§ **Short problem**: Read the lines that follow and pick out every one containing the word "arcsec".

Records that describe figures
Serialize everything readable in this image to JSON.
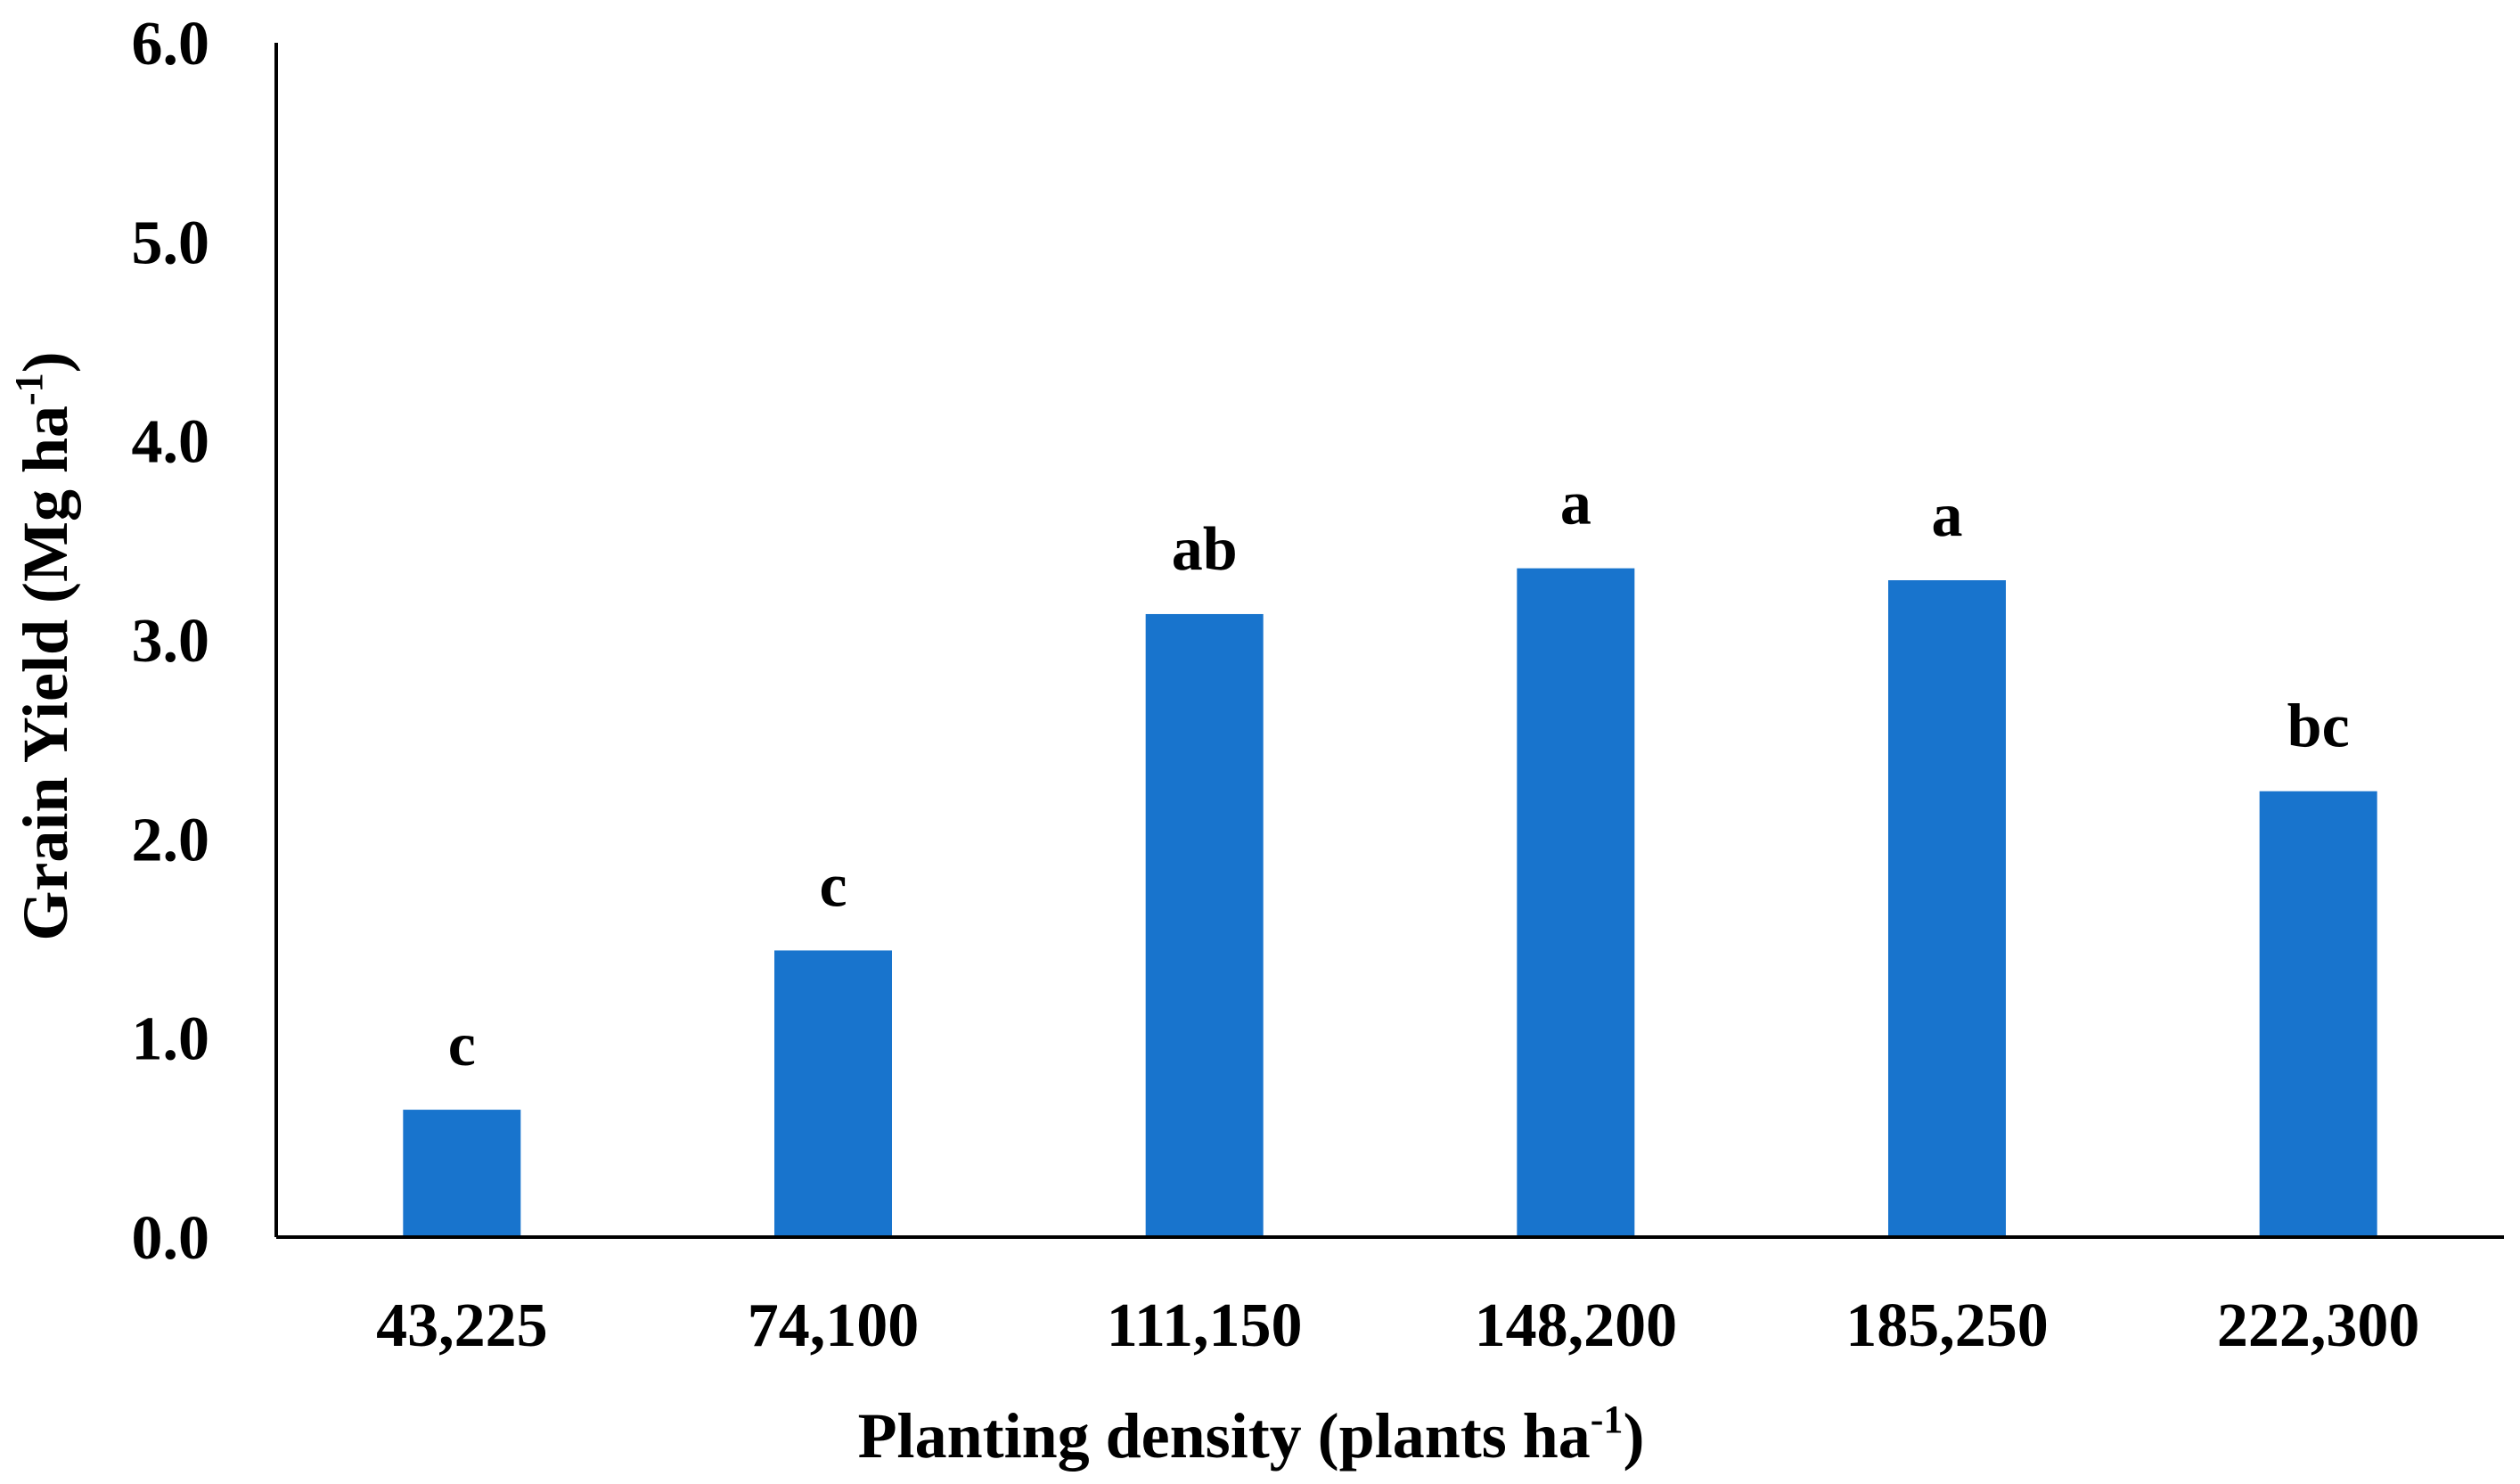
{
  "chart_data": {
    "type": "bar",
    "title": "",
    "categories": [
      "43,225",
      "74,100",
      "111,150",
      "148,200",
      "185,250",
      "222,300"
    ],
    "values": [
      0.64,
      1.44,
      3.13,
      3.36,
      3.3,
      2.24
    ],
    "data_labels": [
      "c",
      "c",
      "ab",
      "a",
      "a",
      "bc"
    ],
    "xlabel": {
      "main": "Planting density (plants ha",
      "sup": "-1",
      "close": ")"
    },
    "ylabel": {
      "main": "Grain Yield (Mg ha",
      "sup": "-1",
      "close": ")"
    },
    "ylim": [
      0.0,
      6.0
    ],
    "yticks": [
      "0.0",
      "1.0",
      "2.0",
      "3.0",
      "4.0",
      "5.0",
      "6.0"
    ],
    "grid": false,
    "legend": "none",
    "colors": {
      "bar": "#1874CD",
      "axis": "#000000"
    }
  }
}
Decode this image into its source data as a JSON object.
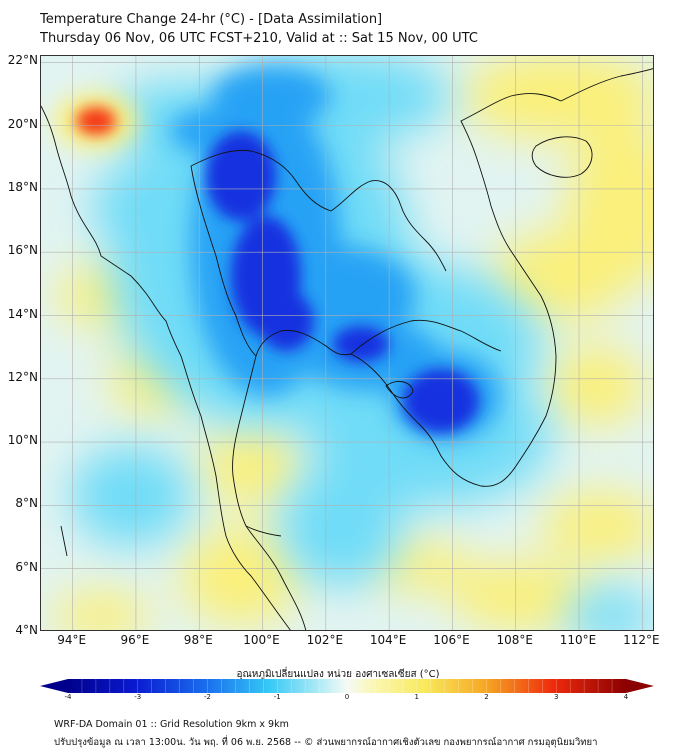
{
  "title_line1": "Temperature Change 24-hr (°C) - [Data Assimilation]",
  "title_line2": "Thursday 06 Nov, 06 UTC FCST+210, Valid at :: Sat 15 Nov, 00 UTC",
  "lat_labels": [
    "22°N",
    "20°N",
    "18°N",
    "16°N",
    "14°N",
    "12°N",
    "10°N",
    "8°N",
    "6°N",
    "4°N"
  ],
  "lon_labels": [
    "94°E",
    "96°E",
    "98°E",
    "100°E",
    "102°E",
    "104°E",
    "106°E",
    "108°E",
    "110°E",
    "112°E"
  ],
  "colorbar": {
    "title": "อุณหภูมิเปลี่ยนแปลง หน่วย องศาเซลเซียส (°C)",
    "ticks": [
      "-4",
      "-3",
      "-2",
      "-1",
      "0",
      "1",
      "2",
      "3",
      "4"
    ],
    "range": [
      -4,
      4
    ],
    "low_color": "#00008b",
    "high_color": "#8b0000"
  },
  "footer_line1": "WRF-DA Domain 01 :: Grid Resolution 9km x 9km",
  "footer_line2": "ปรับปรุงข้อมูล ณ เวลา 13:00น. วัน พฤ. ที่ 06 พ.ย. 2568 -- © ส่วนพยากรณ์อากาศเชิงตัวเลข กองพยากรณ์อากาศ กรมอุตุนิยมวิทยา",
  "map_data": {
    "lat_range": [
      4,
      22.2
    ],
    "lon_range": [
      93,
      112.4
    ],
    "field_colors": {
      "background": "#e2f4f2",
      "cold_strong": "#1230e0",
      "cold": "#25a2f5",
      "cool": "#6fdcf7",
      "warm": "#fbf07a",
      "hot": "#f43a16"
    },
    "anomalies": [
      {
        "lon": 94.6,
        "lat": 20.2,
        "value": 1.8
      },
      {
        "lon": 99.5,
        "lat": 18.5,
        "value": -2.6
      },
      {
        "lon": 100.0,
        "lat": 14.5,
        "value": -2.5
      },
      {
        "lon": 103.5,
        "lat": 12.8,
        "value": -2.0
      },
      {
        "lon": 105.4,
        "lat": 11.2,
        "value": -2.4
      },
      {
        "lon": 101.0,
        "lat": 21.2,
        "value": -1.8
      },
      {
        "lon": 109.0,
        "lat": 17.0,
        "value": 0.6
      },
      {
        "lon": 109.5,
        "lat": 21.0,
        "value": 0.5
      },
      {
        "lon": 98.8,
        "lat": 5.8,
        "value": 0.8
      },
      {
        "lon": 106.5,
        "lat": 5.5,
        "value": 0.5
      }
    ]
  }
}
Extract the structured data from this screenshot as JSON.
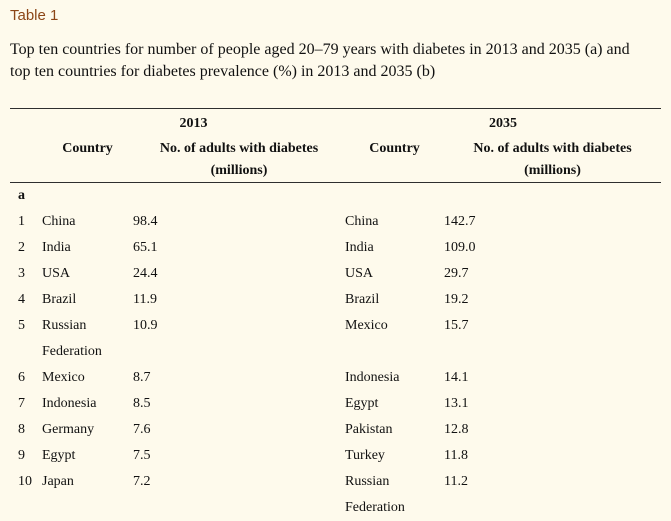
{
  "page": {
    "background_color": "#FEFAEC",
    "accent_color": "#8C4617",
    "rule_color": "#2e2e2e"
  },
  "header": {
    "table_label": "Table 1",
    "caption": "Top ten countries for number of people aged 20–79 years with diabetes in 2013 and 2035 (a) and top ten countries for diabetes prevalence (%) in 2013 and 2035 (b)"
  },
  "table": {
    "section_label": "a",
    "groups": [
      {
        "year": "2013",
        "country_header": "Country",
        "value_header_line1": "No. of adults with diabetes",
        "value_header_line2": "(millions)"
      },
      {
        "year": "2035",
        "country_header": "Country",
        "value_header_line1": "No. of adults with diabetes",
        "value_header_line2": "(millions)"
      }
    ],
    "rows": [
      {
        "rank": "1",
        "country_2013": "China",
        "value_2013": "98.4",
        "country_2035": "China",
        "value_2035": "142.7"
      },
      {
        "rank": "2",
        "country_2013": "India",
        "value_2013": "65.1",
        "country_2035": "India",
        "value_2035": "109.0"
      },
      {
        "rank": "3",
        "country_2013": "USA",
        "value_2013": "24.4",
        "country_2035": "USA",
        "value_2035": "29.7"
      },
      {
        "rank": "4",
        "country_2013": "Brazil",
        "value_2013": "11.9",
        "country_2035": "Brazil",
        "value_2035": "19.2"
      },
      {
        "rank": "5",
        "country_2013": "Russian Federation",
        "value_2013": "10.9",
        "country_2035": "Mexico",
        "value_2035": "15.7"
      },
      {
        "rank": "6",
        "country_2013": "Mexico",
        "value_2013": "8.7",
        "country_2035": "Indonesia",
        "value_2035": "14.1"
      },
      {
        "rank": "7",
        "country_2013": "Indonesia",
        "value_2013": "8.5",
        "country_2035": "Egypt",
        "value_2035": "13.1"
      },
      {
        "rank": "8",
        "country_2013": "Germany",
        "value_2013": "7.6",
        "country_2035": "Pakistan",
        "value_2035": "12.8"
      },
      {
        "rank": "9",
        "country_2013": "Egypt",
        "value_2013": "7.5",
        "country_2035": "Turkey",
        "value_2035": "11.8"
      },
      {
        "rank": "10",
        "country_2013": "Japan",
        "value_2013": "7.2",
        "country_2035": "Russian Federation",
        "value_2035": "11.2"
      }
    ]
  }
}
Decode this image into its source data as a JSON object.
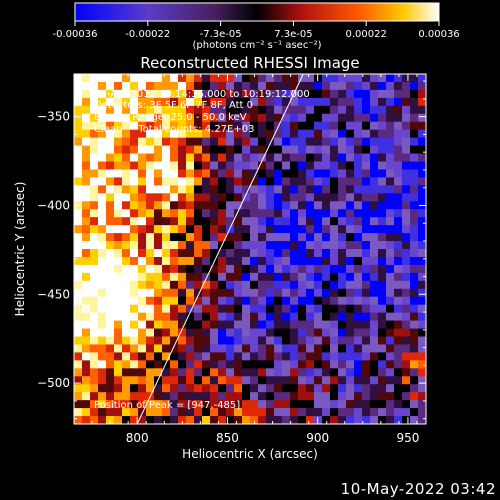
{
  "colors": {
    "background": "#000000",
    "text": "#ffffff",
    "colormap": [
      "#0000ff",
      "#7a4dd6",
      "#5a2a7a",
      "#000000",
      "#c01010",
      "#ff6a00",
      "#ffd000",
      "#ffffff"
    ]
  },
  "colorbar": {
    "tick_labels": [
      "-0.00036",
      "-0.00022",
      "-7.3e-05",
      "7.3e-05",
      "0.00022",
      "0.00036"
    ],
    "unit_label": "(photons cm⁻² s⁻¹ asec⁻²)"
  },
  "chart_data": {
    "type": "heatmap",
    "title": "Reconstructed RHESSI Image",
    "xlabel": "Heliocentric X (arcsec)",
    "ylabel": "Heliocentric Y (arcsec)",
    "xlim": [
      765,
      960
    ],
    "ylim": [
      -523,
      -326
    ],
    "xticks": [
      800,
      850,
      900,
      950
    ],
    "yticks": [
      -350,
      -400,
      -450,
      -500
    ],
    "xtick_labels": [
      "800",
      "850",
      "900",
      "950"
    ],
    "ytick_labels": [
      "−350",
      "−400",
      "−450",
      "−500"
    ],
    "color_range": [
      -0.00036,
      0.00036
    ],
    "annotations": [
      "25-Apr-2012 10:14:36.000 to 10:19:12.000",
      "Detectors: 3F 5F 6F 7F 8F, Att 0",
      "Energy Range: 25.0 - 50.0 keV",
      "Clean     Total counts: 4.27E+03"
    ],
    "peak_label": "Position of Peak = [947,-485]",
    "peak": [
      947,
      -485
    ],
    "limb_line": [
      [
        800,
        -523
      ],
      [
        892,
        -326
      ]
    ]
  },
  "footer_timestamp": "10-May-2022 03:42"
}
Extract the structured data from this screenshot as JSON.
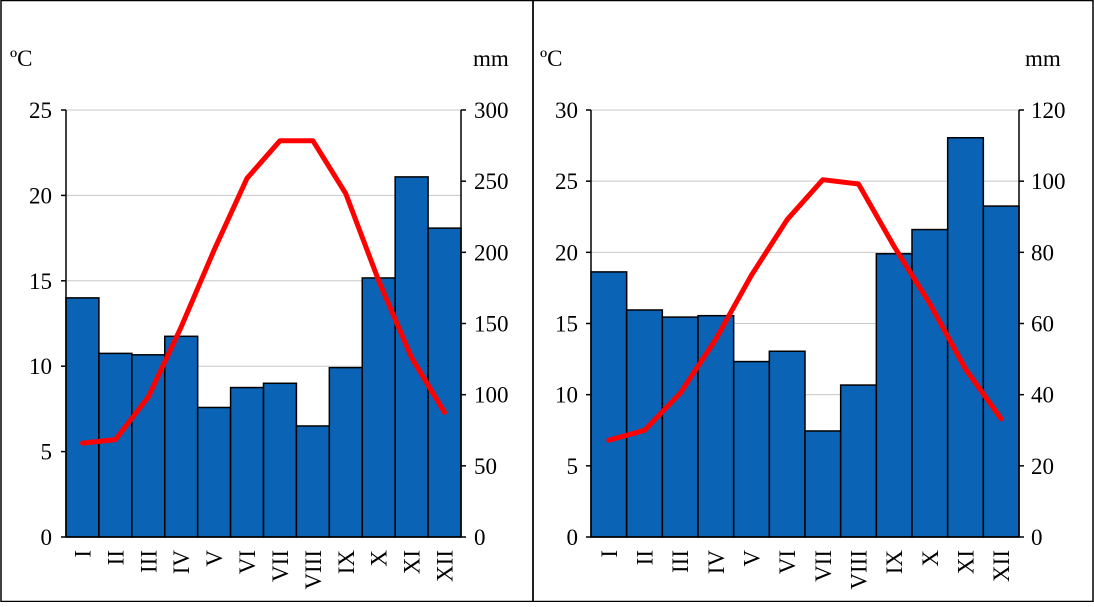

§ **Answer to the task**:
    "xlabel": "Heliocentric X (arcsec)",
    "ylabel": "Heliocentric Y (arcsec)",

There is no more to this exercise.